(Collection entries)
=== Section Start ===

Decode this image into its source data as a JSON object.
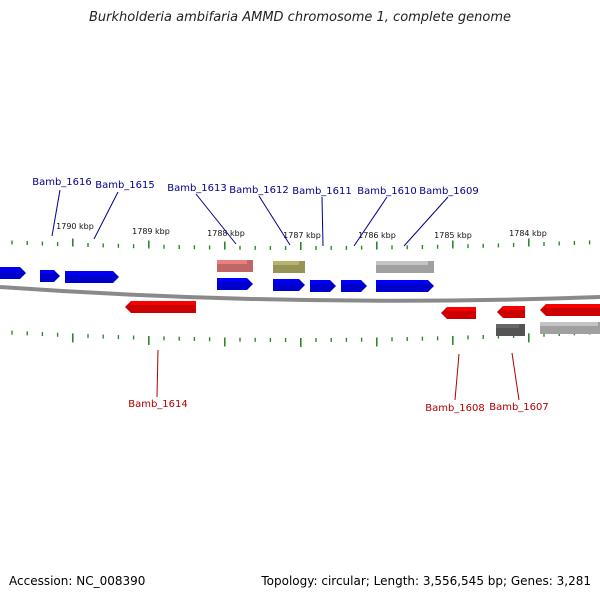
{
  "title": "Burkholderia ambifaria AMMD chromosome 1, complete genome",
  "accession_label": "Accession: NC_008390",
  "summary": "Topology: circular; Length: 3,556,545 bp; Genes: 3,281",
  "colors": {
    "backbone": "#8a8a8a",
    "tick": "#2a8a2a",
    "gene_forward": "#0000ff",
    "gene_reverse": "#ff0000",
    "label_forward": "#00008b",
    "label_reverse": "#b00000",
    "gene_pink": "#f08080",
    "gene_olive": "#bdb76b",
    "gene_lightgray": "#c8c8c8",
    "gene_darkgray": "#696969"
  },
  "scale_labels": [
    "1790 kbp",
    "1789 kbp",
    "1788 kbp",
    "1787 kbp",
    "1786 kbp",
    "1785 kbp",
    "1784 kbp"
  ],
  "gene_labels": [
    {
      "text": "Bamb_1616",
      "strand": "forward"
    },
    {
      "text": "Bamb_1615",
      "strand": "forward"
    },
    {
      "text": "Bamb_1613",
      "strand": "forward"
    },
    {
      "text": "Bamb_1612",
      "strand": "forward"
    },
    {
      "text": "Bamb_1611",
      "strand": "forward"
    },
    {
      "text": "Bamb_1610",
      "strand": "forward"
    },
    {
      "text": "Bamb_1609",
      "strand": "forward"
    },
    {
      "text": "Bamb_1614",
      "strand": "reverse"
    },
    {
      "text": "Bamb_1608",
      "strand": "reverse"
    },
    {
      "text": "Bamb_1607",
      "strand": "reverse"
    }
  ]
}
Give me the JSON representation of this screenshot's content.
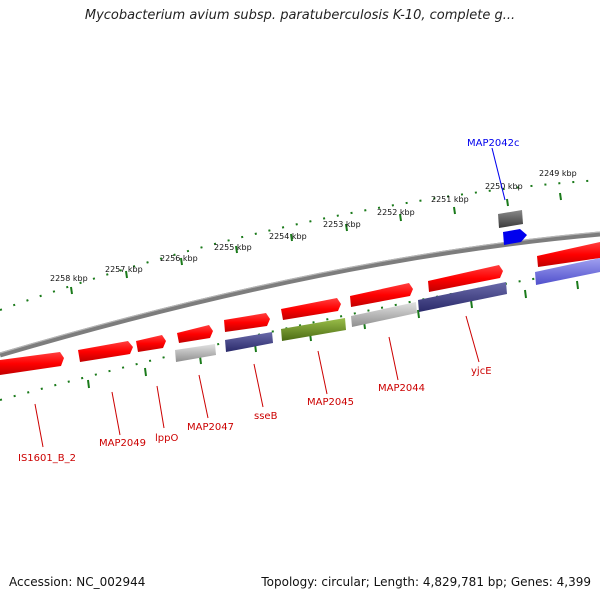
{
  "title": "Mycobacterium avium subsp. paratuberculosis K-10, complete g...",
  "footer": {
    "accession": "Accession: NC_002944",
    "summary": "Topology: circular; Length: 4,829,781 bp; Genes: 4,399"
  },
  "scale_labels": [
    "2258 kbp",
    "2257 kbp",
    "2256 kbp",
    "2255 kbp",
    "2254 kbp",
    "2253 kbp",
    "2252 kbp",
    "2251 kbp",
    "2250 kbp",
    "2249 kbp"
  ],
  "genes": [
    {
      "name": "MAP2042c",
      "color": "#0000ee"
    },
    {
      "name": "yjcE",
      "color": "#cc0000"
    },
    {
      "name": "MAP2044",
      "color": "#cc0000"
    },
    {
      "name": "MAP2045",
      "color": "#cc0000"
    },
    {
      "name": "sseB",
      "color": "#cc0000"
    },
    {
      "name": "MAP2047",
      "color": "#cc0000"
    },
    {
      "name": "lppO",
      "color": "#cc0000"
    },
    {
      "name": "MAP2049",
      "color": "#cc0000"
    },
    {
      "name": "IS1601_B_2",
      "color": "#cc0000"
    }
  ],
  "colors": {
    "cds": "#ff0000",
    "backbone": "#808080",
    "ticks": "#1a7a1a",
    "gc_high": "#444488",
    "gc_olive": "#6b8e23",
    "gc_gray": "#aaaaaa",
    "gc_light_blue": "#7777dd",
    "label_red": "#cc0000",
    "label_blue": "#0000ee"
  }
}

=== Section End ===

◆ **Goal of the exercise**
Which of the lines above include the word "Topology"? List those lines.

◆ **Output below**
  "summary": "Topology: circular; Length: 3,556,545 bp; Genes: 3,281",
    "summary": "Topology: circular; Length: 4,829,781 bp; Genes: 4,399"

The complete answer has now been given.